● WORK TO DO
Gather up every line that includes the string "title".

● ITEMS
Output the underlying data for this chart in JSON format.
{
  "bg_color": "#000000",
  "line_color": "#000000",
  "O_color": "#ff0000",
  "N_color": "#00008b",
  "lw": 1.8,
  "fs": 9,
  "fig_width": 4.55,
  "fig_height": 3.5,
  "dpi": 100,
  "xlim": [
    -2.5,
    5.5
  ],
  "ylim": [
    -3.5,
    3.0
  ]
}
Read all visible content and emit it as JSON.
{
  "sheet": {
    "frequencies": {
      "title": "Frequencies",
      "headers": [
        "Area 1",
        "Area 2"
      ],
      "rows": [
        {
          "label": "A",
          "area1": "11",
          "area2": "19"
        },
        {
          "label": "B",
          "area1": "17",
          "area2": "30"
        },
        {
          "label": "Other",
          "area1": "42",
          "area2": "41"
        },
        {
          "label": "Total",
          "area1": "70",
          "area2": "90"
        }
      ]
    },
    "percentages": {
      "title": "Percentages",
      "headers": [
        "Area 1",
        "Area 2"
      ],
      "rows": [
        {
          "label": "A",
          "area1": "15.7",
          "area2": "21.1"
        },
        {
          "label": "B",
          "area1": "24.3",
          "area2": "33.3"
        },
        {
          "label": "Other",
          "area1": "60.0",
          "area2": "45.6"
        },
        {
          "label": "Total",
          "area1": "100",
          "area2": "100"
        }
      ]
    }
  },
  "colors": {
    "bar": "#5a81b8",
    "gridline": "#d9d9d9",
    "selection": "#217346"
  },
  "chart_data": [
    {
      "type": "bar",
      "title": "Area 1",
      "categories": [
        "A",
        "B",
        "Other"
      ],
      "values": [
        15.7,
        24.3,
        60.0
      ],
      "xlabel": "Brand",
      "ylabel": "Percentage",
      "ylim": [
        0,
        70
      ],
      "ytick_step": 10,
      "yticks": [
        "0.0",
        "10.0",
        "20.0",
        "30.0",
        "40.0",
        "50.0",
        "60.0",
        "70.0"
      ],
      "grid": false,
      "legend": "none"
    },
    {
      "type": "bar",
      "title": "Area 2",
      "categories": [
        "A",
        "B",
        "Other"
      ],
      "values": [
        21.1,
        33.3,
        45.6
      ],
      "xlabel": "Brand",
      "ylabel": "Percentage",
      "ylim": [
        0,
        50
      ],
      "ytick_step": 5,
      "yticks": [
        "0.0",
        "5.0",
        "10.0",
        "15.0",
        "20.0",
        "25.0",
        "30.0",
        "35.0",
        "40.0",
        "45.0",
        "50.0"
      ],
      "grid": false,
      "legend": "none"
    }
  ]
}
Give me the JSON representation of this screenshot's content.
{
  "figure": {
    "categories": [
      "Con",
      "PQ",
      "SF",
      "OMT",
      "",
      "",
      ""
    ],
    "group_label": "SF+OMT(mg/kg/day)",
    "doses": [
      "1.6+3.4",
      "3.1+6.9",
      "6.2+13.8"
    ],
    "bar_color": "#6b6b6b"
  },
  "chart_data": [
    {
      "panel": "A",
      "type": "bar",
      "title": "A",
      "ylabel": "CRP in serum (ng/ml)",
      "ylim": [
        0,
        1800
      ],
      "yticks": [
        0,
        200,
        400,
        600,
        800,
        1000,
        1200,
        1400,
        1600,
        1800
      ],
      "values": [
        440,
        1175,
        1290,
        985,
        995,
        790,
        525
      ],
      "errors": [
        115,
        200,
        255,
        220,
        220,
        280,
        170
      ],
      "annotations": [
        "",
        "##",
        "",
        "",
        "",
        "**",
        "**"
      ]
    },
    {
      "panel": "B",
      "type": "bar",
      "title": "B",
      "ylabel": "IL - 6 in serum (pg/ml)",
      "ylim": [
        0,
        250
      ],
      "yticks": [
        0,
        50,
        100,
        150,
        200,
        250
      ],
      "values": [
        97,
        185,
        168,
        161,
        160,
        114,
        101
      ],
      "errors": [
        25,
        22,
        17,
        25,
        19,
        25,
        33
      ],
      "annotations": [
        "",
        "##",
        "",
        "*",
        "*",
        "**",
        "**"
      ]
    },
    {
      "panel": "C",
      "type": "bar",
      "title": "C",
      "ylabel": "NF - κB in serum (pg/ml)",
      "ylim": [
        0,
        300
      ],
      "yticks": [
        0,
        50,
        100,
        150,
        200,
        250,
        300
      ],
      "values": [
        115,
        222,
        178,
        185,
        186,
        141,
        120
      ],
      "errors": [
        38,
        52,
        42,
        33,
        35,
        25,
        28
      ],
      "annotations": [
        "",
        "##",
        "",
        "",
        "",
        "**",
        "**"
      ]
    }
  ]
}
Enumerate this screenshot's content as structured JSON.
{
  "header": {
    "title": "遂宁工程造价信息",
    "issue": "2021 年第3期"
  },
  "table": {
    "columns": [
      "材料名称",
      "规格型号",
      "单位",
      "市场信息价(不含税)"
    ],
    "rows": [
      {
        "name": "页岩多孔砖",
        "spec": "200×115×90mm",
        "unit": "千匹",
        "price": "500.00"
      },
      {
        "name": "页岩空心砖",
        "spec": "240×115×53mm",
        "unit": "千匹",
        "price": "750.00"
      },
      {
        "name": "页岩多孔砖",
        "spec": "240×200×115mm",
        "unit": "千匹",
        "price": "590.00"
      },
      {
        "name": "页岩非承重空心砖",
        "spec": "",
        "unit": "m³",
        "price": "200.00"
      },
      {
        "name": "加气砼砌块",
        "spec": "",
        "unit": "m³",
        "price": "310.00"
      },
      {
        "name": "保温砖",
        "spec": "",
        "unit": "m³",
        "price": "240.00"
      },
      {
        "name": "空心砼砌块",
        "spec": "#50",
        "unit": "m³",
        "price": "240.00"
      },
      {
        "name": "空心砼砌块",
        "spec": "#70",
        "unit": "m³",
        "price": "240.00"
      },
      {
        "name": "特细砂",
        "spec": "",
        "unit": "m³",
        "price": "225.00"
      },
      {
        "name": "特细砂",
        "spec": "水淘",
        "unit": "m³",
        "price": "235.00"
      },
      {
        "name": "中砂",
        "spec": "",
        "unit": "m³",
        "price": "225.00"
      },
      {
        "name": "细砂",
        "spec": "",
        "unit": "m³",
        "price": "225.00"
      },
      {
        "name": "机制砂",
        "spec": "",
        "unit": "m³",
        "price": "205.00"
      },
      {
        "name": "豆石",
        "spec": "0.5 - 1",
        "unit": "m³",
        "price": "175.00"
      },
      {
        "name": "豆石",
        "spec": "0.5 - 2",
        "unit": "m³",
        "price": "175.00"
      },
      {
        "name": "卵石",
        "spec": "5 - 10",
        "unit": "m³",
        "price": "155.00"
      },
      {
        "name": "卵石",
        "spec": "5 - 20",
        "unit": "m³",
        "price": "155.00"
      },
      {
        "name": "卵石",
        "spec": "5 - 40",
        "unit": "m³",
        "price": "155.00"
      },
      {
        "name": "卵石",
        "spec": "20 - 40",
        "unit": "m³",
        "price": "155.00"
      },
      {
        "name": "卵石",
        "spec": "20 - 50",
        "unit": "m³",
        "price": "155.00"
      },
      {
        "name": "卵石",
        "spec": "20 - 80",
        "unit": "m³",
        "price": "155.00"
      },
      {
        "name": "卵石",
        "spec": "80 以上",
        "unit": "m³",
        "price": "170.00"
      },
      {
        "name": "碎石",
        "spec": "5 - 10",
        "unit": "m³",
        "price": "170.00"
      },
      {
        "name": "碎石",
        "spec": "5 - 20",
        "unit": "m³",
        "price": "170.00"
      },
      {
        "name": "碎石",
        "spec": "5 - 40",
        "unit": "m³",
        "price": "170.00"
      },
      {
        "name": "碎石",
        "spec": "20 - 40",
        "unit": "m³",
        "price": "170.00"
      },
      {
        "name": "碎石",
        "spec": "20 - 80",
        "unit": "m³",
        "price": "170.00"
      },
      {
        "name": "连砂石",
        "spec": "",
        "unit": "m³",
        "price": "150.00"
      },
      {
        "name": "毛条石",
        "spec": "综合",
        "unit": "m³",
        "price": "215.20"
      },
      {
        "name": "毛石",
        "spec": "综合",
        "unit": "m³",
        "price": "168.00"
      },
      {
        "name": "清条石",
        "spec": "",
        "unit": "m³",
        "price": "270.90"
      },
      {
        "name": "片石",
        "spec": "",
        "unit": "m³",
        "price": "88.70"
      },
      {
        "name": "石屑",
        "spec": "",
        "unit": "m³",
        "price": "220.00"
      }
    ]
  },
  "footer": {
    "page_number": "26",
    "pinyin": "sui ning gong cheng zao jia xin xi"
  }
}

● TASK RESULT
      "title": "Frequencies",
      "title": "Percentages",
      "title": "Area 1",
      "title": "Area 2",
      "title": "A",
      "title": "B",
      "title": "C",
    "title": "遂宁工程造价信息",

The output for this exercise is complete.